Exercise brief ::
Copy every line of the rows below word for word, leaving out the pictures.
== Records provided ==
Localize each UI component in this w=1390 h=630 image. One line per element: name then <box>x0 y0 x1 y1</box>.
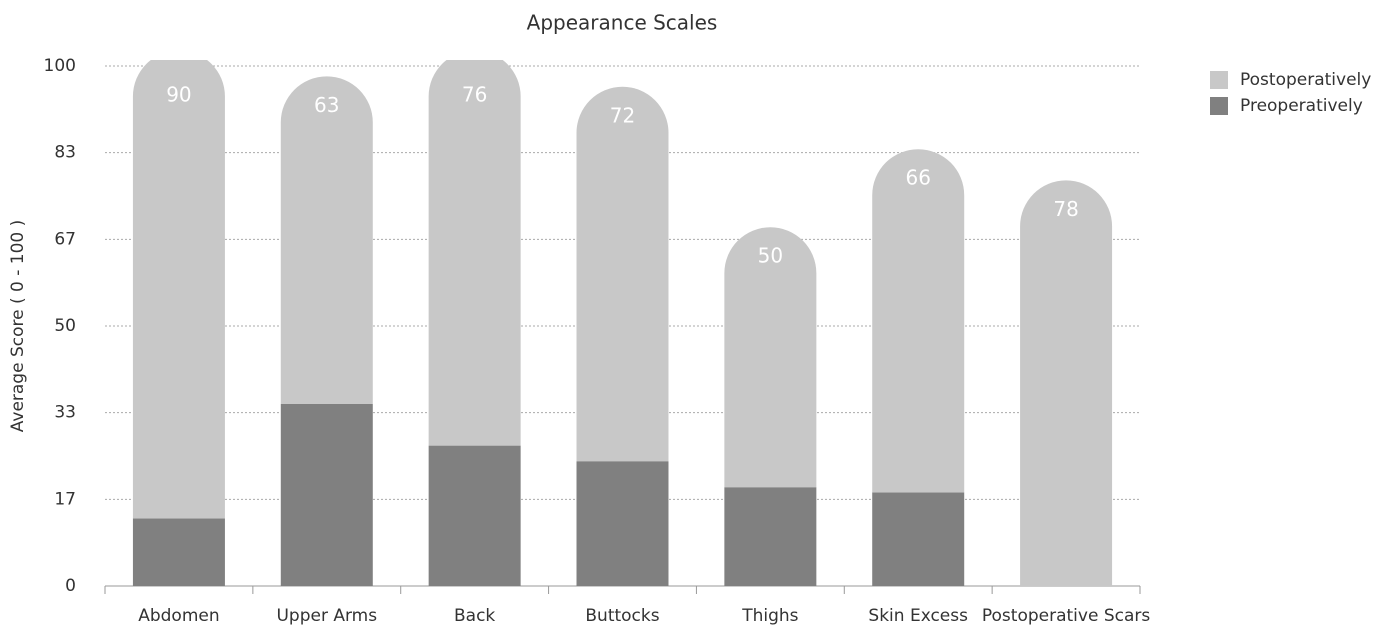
x-tick-label: Buttocks <box>585 606 659 626</box>
x-tick-label: Thighs <box>741 606 798 626</box>
data-label: 76 <box>462 83 487 107</box>
data-label: 72 <box>610 103 635 127</box>
chart-title: Appearance Scales <box>527 11 718 35</box>
y-tick-label: 83 <box>54 143 76 163</box>
y-tick-label: 50 <box>54 316 76 336</box>
data-label: 66 <box>905 166 930 190</box>
x-tick-label: Upper Arms <box>276 606 377 626</box>
y-tick-label: 100 <box>44 56 76 76</box>
bar-segment <box>132 518 225 586</box>
legend-swatch <box>1210 97 1228 115</box>
bar-segment <box>132 60 225 519</box>
y-tick-label: 67 <box>54 229 76 249</box>
bar-segment <box>428 60 521 446</box>
y-axis-label: Average Score ( 0 - 100 ) <box>8 220 28 433</box>
bar-segment <box>428 445 521 586</box>
x-tick-label: Abdomen <box>138 606 219 626</box>
bar-segment <box>724 227 817 488</box>
bar-segment <box>576 86 669 462</box>
x-tick-label: Postoperative Scars <box>982 606 1150 626</box>
bar-segment <box>576 461 669 586</box>
data-label: 63 <box>314 93 339 117</box>
legend-label: Postoperatively <box>1240 70 1371 90</box>
bar-segment <box>724 487 817 586</box>
legend-label: Preoperatively <box>1240 96 1363 116</box>
bar-segment <box>280 76 373 405</box>
bar-segment <box>280 404 373 586</box>
y-tick-label: 17 <box>54 489 76 509</box>
data-label: 90 <box>166 83 191 107</box>
legend-swatch <box>1210 71 1228 89</box>
bar-segment <box>1020 180 1113 586</box>
bars <box>132 60 1113 586</box>
bar-segment <box>872 492 965 586</box>
x-tick-label: Skin Excess <box>868 606 968 626</box>
data-label: 78 <box>1053 197 1078 221</box>
y-tick-label: 0 <box>65 576 76 596</box>
y-tick-label: 33 <box>54 403 76 423</box>
data-label: 50 <box>758 244 783 268</box>
x-tick-label: Back <box>454 606 495 626</box>
bar-segment <box>872 149 965 493</box>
===
The reply ::
Localize each UI component in this w=1390 h=630 image. One line per element: name then <box>x0 y0 x1 y1</box>.
x-tick-label: Buttocks <box>585 606 659 626</box>
x-tick-label: Thighs <box>741 606 798 626</box>
data-label: 76 <box>462 83 487 107</box>
data-label: 72 <box>610 103 635 127</box>
chart-title: Appearance Scales <box>527 11 718 35</box>
y-tick-label: 83 <box>54 143 76 163</box>
y-tick-label: 50 <box>54 316 76 336</box>
data-label: 66 <box>905 166 930 190</box>
x-tick-label: Upper Arms <box>276 606 377 626</box>
y-tick-label: 100 <box>44 56 76 76</box>
bar-segment <box>132 518 225 586</box>
legend-swatch <box>1210 97 1228 115</box>
bar-segment <box>132 60 225 519</box>
y-tick-label: 67 <box>54 229 76 249</box>
bar-segment <box>428 60 521 446</box>
y-axis-label: Average Score ( 0 - 100 ) <box>8 220 28 433</box>
bar-segment <box>428 445 521 586</box>
x-tick-label: Abdomen <box>138 606 219 626</box>
bar-segment <box>724 227 817 488</box>
bar-segment <box>576 86 669 462</box>
x-tick-label: Postoperative Scars <box>982 606 1150 626</box>
bar-segment <box>576 461 669 586</box>
data-label: 63 <box>314 93 339 117</box>
legend-label: Postoperatively <box>1240 70 1371 90</box>
bar-segment <box>724 487 817 586</box>
legend-label: Preoperatively <box>1240 96 1363 116</box>
bar-segment <box>280 76 373 405</box>
bar-segment <box>280 404 373 586</box>
y-tick-label: 17 <box>54 489 76 509</box>
data-label: 90 <box>166 83 191 107</box>
legend-swatch <box>1210 71 1228 89</box>
bar-segment <box>1020 180 1113 586</box>
bars <box>132 60 1113 586</box>
bar-segment <box>872 492 965 586</box>
x-tick-label: Skin Excess <box>868 606 968 626</box>
data-label: 78 <box>1053 197 1078 221</box>
y-tick-label: 0 <box>65 576 76 596</box>
y-tick-label: 33 <box>54 403 76 423</box>
data-label: 50 <box>758 244 783 268</box>
x-tick-label: Back <box>454 606 495 626</box>
bar-segment <box>872 149 965 493</box>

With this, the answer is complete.